> [Entries taken from a collection]:
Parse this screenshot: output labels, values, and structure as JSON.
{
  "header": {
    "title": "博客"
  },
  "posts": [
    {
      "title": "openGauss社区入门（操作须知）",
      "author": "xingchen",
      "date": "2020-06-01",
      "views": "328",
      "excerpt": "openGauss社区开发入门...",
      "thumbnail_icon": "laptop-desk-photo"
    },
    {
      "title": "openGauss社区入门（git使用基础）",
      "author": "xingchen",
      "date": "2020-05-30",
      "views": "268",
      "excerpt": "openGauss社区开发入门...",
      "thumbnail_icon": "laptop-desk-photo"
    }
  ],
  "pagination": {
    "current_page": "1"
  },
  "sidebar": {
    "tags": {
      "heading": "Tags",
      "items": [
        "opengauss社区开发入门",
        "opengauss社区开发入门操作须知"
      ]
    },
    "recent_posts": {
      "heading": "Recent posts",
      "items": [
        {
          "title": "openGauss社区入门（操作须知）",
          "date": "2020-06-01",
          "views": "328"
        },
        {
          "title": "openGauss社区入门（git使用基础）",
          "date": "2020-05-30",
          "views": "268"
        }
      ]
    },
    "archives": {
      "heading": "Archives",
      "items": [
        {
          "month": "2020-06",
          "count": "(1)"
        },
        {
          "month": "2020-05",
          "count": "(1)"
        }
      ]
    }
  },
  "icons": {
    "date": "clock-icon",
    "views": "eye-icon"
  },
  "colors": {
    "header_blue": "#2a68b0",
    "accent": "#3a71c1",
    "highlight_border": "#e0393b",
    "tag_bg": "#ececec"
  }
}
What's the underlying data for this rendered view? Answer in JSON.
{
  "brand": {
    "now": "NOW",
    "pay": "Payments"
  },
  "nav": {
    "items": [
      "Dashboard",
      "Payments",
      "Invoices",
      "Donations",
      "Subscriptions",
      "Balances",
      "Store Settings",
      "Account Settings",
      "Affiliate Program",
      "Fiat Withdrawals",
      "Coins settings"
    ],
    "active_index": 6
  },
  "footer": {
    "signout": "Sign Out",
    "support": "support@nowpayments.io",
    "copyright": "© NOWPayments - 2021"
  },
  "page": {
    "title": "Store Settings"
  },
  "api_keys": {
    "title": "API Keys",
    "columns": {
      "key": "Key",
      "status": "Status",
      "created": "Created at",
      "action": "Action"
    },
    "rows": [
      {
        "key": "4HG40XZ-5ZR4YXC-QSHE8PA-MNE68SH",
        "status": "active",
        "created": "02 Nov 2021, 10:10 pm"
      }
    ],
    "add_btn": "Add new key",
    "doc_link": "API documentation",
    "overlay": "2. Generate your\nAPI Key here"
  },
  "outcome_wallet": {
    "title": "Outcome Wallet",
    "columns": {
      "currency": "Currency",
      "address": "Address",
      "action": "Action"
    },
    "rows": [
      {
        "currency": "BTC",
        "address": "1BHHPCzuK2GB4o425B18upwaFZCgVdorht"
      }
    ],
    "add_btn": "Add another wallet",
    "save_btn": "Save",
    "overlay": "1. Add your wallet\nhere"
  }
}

> [THE REQUEST]:
Which lines hold the string "views"? Copy all of them from the data above.

> [WRITTEN RESPONSE]:
      "views": "328",
      "views": "268",
          "views": "328"
          "views": "268"
    "views": "eye-icon"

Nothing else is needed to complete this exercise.